- _What this task involves_:
Scan the records for the string "History"; copy each line where it occurs.

- _Recorded data_:
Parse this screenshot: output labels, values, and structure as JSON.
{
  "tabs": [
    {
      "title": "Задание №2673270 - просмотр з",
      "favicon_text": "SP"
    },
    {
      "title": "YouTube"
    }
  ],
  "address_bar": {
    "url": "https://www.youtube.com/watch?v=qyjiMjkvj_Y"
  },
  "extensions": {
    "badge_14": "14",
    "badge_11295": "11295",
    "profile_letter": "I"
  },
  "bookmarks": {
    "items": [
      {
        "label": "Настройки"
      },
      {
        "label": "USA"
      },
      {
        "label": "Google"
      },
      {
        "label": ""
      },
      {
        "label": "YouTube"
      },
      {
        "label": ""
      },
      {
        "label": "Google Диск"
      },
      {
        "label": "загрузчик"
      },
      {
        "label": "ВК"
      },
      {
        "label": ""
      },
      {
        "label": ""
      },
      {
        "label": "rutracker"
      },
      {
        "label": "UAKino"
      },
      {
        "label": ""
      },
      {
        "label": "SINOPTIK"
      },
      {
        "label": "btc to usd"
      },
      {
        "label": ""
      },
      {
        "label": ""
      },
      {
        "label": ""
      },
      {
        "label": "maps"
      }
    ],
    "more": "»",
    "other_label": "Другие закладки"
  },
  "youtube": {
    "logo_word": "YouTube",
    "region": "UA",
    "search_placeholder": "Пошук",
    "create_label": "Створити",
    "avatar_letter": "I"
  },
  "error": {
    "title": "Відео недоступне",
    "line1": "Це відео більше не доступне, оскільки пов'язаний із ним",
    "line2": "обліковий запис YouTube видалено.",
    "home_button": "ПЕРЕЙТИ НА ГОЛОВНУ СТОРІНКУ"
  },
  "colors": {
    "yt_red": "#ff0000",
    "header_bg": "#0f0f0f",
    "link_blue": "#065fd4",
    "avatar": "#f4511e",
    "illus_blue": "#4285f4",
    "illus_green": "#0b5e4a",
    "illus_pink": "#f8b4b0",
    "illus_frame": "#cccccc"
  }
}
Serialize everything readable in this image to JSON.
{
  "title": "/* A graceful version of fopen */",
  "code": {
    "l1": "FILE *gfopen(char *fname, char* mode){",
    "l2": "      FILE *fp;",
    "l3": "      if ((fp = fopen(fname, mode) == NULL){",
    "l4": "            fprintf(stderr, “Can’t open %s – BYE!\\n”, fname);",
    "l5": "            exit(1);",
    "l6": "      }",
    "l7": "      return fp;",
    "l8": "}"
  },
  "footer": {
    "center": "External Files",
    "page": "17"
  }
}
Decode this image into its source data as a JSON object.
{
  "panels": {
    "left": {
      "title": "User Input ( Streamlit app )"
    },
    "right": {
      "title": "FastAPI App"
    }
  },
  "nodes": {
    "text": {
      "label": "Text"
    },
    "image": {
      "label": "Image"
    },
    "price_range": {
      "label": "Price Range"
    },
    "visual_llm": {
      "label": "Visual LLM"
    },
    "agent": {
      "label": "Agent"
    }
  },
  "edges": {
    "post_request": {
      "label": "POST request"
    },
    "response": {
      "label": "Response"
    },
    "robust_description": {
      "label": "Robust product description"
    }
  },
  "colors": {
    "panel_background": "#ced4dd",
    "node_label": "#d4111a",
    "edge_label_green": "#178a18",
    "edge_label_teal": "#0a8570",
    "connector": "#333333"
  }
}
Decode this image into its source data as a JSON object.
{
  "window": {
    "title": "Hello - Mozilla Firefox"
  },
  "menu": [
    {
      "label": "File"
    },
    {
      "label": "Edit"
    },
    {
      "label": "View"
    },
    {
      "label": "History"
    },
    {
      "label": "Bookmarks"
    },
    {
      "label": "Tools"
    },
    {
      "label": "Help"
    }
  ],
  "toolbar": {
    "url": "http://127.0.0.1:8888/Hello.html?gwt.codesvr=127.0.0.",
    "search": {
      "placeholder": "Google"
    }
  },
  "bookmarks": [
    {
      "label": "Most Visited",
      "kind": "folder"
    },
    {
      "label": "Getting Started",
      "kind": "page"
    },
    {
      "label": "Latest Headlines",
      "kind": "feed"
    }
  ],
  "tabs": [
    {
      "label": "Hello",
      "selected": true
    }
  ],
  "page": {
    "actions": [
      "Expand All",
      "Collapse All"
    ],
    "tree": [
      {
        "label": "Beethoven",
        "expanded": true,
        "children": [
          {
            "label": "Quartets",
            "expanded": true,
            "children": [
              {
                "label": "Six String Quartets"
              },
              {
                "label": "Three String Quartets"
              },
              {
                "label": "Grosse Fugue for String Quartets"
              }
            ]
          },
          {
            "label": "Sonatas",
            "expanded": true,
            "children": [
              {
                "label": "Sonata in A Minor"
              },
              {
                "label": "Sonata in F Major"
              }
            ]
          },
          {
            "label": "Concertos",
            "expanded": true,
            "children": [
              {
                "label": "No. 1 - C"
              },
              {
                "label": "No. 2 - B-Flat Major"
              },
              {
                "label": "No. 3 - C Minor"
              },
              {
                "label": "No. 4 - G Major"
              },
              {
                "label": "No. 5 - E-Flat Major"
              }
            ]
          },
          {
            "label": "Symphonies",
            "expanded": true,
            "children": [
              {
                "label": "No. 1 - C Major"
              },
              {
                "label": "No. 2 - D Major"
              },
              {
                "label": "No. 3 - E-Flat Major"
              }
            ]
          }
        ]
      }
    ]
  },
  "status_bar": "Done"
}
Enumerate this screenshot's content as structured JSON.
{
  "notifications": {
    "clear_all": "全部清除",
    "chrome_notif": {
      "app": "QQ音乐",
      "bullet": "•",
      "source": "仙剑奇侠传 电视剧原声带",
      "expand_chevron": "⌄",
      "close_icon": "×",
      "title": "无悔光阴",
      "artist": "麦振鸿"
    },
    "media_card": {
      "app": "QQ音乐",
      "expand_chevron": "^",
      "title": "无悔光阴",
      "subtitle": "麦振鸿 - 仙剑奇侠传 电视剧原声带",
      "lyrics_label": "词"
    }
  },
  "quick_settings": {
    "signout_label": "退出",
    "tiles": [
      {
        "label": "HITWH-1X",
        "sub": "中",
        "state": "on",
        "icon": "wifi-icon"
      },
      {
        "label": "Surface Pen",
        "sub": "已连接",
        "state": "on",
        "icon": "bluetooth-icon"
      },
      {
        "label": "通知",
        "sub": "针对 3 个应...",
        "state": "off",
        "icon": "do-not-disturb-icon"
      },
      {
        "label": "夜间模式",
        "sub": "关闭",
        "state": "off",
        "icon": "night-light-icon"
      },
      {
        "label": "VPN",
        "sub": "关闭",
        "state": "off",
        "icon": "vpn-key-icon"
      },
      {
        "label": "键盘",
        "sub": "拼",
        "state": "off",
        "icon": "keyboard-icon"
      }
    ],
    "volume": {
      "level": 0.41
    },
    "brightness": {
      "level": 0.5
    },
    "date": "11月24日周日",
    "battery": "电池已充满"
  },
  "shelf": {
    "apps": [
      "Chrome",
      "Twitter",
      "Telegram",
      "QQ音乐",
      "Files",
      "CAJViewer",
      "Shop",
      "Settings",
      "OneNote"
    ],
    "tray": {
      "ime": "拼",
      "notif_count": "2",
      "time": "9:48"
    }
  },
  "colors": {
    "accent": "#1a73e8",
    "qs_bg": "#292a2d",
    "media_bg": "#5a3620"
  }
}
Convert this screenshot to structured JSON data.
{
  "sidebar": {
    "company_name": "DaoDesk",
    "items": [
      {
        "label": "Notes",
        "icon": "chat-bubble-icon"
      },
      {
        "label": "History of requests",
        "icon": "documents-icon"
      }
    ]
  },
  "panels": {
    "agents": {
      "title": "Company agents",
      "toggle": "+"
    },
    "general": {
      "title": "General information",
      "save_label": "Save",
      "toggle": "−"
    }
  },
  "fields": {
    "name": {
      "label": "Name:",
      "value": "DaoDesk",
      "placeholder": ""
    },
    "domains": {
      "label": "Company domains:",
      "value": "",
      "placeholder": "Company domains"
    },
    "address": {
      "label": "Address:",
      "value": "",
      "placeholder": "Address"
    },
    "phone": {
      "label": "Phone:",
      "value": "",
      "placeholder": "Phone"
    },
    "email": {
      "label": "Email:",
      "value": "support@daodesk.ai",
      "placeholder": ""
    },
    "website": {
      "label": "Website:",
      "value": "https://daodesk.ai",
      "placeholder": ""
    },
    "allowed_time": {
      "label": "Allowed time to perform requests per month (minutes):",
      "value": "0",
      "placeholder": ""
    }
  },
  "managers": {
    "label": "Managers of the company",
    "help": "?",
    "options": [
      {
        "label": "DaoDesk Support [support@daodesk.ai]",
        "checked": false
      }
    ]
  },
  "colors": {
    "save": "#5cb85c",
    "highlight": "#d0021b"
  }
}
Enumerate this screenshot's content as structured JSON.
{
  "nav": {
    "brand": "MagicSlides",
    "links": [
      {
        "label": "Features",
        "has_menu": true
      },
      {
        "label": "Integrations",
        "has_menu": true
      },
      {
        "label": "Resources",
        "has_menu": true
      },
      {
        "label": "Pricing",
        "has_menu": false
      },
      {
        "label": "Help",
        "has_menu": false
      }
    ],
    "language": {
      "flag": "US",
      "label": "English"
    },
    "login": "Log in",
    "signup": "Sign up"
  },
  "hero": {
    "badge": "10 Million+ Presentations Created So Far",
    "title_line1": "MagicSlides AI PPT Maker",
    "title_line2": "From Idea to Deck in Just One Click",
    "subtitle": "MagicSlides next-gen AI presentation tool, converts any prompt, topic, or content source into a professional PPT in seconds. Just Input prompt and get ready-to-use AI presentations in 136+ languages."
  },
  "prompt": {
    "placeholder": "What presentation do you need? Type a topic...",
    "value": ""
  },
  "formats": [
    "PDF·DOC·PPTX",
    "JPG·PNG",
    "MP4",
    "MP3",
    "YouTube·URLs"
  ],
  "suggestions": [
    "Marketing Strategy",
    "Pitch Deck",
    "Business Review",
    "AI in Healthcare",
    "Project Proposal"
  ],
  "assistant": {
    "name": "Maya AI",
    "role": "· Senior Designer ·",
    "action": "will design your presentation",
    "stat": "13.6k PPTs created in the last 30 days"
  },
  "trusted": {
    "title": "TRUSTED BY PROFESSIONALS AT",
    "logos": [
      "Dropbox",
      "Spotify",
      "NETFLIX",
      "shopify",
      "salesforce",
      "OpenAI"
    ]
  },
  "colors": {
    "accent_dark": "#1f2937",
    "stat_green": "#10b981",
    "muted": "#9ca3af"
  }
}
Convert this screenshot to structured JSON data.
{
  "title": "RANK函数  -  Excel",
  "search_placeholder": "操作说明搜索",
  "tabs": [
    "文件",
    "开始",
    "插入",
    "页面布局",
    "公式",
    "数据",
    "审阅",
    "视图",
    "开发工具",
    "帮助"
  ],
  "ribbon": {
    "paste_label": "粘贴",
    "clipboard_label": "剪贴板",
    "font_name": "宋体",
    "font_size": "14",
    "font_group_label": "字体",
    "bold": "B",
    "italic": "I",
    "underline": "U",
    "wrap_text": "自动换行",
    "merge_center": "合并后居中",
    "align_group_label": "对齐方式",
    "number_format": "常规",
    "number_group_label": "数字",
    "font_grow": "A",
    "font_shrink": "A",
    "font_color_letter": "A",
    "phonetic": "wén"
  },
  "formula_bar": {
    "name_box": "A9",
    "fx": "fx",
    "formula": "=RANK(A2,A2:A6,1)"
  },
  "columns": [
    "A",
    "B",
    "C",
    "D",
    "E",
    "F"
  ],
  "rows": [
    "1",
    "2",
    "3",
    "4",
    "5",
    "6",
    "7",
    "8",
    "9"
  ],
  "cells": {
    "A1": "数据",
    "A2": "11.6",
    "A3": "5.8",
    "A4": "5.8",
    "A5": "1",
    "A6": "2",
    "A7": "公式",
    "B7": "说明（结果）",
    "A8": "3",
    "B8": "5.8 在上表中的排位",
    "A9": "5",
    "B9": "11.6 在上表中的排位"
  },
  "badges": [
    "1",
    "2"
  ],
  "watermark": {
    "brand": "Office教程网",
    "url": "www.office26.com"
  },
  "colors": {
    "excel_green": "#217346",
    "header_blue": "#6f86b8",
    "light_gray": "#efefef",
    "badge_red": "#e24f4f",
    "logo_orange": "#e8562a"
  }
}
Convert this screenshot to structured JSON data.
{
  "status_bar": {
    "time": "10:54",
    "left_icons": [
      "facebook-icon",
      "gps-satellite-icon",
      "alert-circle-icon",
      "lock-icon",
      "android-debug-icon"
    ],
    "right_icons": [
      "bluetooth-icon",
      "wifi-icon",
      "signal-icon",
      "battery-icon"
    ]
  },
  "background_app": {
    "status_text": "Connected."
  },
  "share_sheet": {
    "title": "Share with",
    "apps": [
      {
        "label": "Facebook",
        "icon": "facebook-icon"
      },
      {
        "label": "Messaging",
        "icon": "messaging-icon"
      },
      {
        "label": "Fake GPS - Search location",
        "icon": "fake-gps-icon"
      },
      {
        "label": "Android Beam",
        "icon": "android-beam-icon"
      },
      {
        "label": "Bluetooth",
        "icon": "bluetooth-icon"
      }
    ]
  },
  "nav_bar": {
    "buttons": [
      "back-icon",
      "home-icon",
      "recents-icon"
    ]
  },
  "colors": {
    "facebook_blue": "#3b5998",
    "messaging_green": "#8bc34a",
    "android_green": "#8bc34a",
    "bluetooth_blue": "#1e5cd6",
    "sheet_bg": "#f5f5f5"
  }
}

- _Solved problem_:
      "label": "History"
        "label": "History of requests",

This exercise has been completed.